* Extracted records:
========================

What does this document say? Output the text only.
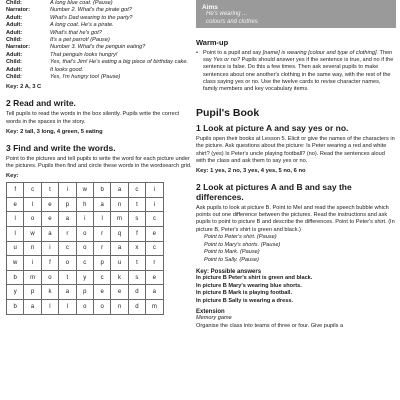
Child:	A long blue coat. (Pause)
Narrator:	Number 2. What's the pirate got?
Adult:	What's Dad wearing to the party?
Adult:	A long coat. He's a pirate.
Adult:	What's that he's got?
Child:	It's a pet parrot! (Pause)
Narrator:	Number 3. What's the penguin eating?
Adult:	That penguin looks hungry!
Child:	Yes, that's Jim! He's eating a big piece of birthday cake.
Adult:	It looks good.
Child:	Yes, I'm hungry too! (Pause)
Key: 2 A, 3 C
2 Read and write.

Tell pupils to read the words in the box silently. Pupils write the correct words in the spaces in the story.

Key: 2 tall, 3 long, 4 green, 5 eating
3 Find and write the words.

Point to the pictures and tell pupils to write the word for each picture under the pictures. Pupils then find and circle these words in the wordsearch grid.

Key:
f	c	t	i	w	b	a	c	i
e	l	e	p	h	a	n	t	i
l	o	e	a	i	l	m	s	c
l	w	a	r	o	r	q	f	e
u	n	i	c	o	r	a	x	c
w	i	f	o	c	p	u	t	r
b	m	o	t	y	c	k	s	e
y	p	k	a	p	e	e	d	a
b	a	l	l	o	o	n	d	m
Aims
He's wearing ...
colours and clothes
Warm-up
• Point to a pupil and say [name] is wearing [colour and type of clothing]. Then say Yes or no? Pupils should answer yes if the sentence is true, and no if the sentence is false. Do this a few times. Then ask several pupils to make sentences about one another's clothing in the same way, with the rest of the class saying yes or no. Use the twelve cards to revise character names, family members and key vocabulary items.
Pupil's Book
1 Look at picture A and say yes or no.

Pupils open their books at Lesson 5. Elicit or give the names of the characters in the picture. Ask questions about the picture: Is Peter wearing a red and white shirt? (yes) Is Peter's uncle playing football? (no). Read the sentences aloud with the class and ask them to say yes or no.

Key: 1 yes, 2 no, 3 yes, 4 yes, 5 no, 6 no
2 Look at pictures A and B and say the differences.

Ask pupils to look at picture B. Point to Mel and read the speech bubble which points out one difference between the pictures. Read the instructions and ask pupils to point to picture B and describe the differences. Point to Peter's shirt. (In picture B, Peter's shirt is green and black.)

Point to Peter's shirt. (Pause)
Point to Mary's shorts. (Pause)
Point to Mark. (Pause)
Point to Sally. (Pause)
Key: Possible answers
In picture B Peter's shirt is green and black.
In picture B Mary's wearing blue shorts.
In picture B Mark is playing football.
In picture B Sally is wearing a dress.
Extension
Memory game
Organise the class into teams of three or four. Give pupils a
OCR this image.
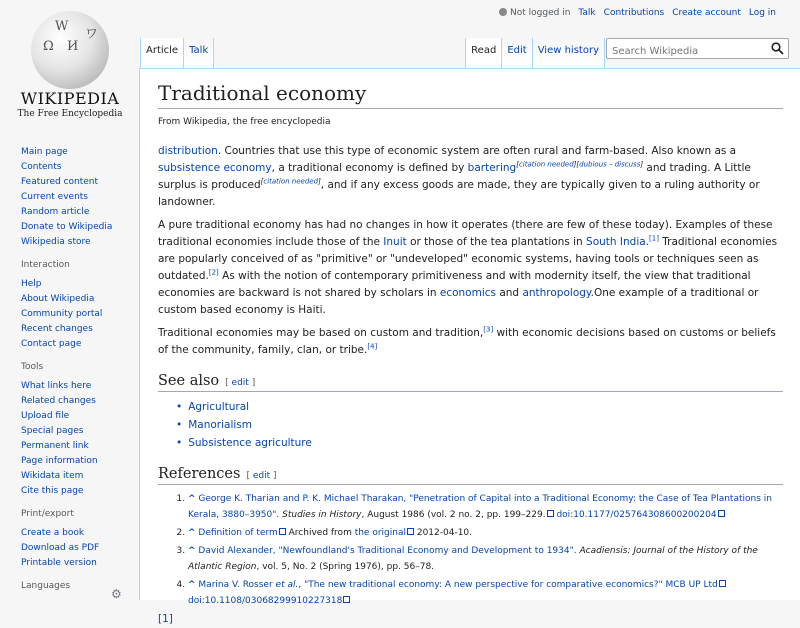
W
Ω И
ワ
WIKIPEDIA
The Free Encyclopedia
Not logged in Talk Contributions Create account Log in
Article	Talk	Read	Edit	View history
Search Wikipedia
Main page
Contents
Featured content
Current events
Random article
Donate to Wikipedia
Wikipedia store
Interaction
Help
About Wikipedia
Community portal
Recent changes
Contact page
Tools
What links here
Related changes
Upload file
Special pages
Permanent link
Page information
Wikidata item
Cite this page
Print/export
Create a book
Download as PDF
Printable version
Languages
⚙
Traditional economy
From Wikipedia, the free encyclopedia

distribution. Countries that use this type of economic system are often rural and farm-based. Also known as a subsistence economy, a traditional economy is defined by bartering[citation needed][dubious – discuss] and trading. A Little surplus is produced[citation needed], and if any excess goods are made, they are typically given to a ruling authority or landowner.

A pure traditional economy has had no changes in how it operates (there are few of these today). Examples of these traditional economies include those of the Inuit or those of the tea plantations in South India.[1] Traditional economies are popularly conceived of as "primitive" or "undeveloped" economic systems, having tools or techniques seen as outdated.[2] As with the notion of contemporary primitiveness and with modernity itself, the view that traditional economies are backward is not shared by scholars in economics and anthropology.One example of a traditional or custom based economy is Haiti.

Traditional economies may be based on custom and tradition,[3] with economic decisions based on customs or beliefs of the community, family, clan, or tribe.[4]

See also [ edit ]
• Agricultural
• Manorialism
• Subsistence agriculture
References [ edit ]
1. ^ George K. Tharian and P. K. Michael Tharakan, "Penetration of Capital into a Traditional Economy: the Case of Tea Plantations in Kerala, 3880–3950". Studies in History, August 1986 (vol. 2 no. 2, pp. 199–229. doi:10.1177/025764308600200204
2. ^ Definition of term Archived from the original 2012-04-10.
3. ^ David Alexander, "Newfoundland's Traditional Economy and Development to 1934". Acadiensis: Journal of the History of the Atlantic Region, vol. 5, No. 2 (Spring 1976), pp. 56–78.
4. ^ Marina V. Rosser et al., "The new traditional economy: A new perspective for comparative economics?" MCB UP Ltd doi:10.1108/03068299910227318

[1]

========================

Which lines contain the word "long"? Return each of them.

Child:	A long blue coat. (Pause)
Adult:	A long coat. He's a pirate.
Key: 2 tall, 3 long, 4 green, 5 eating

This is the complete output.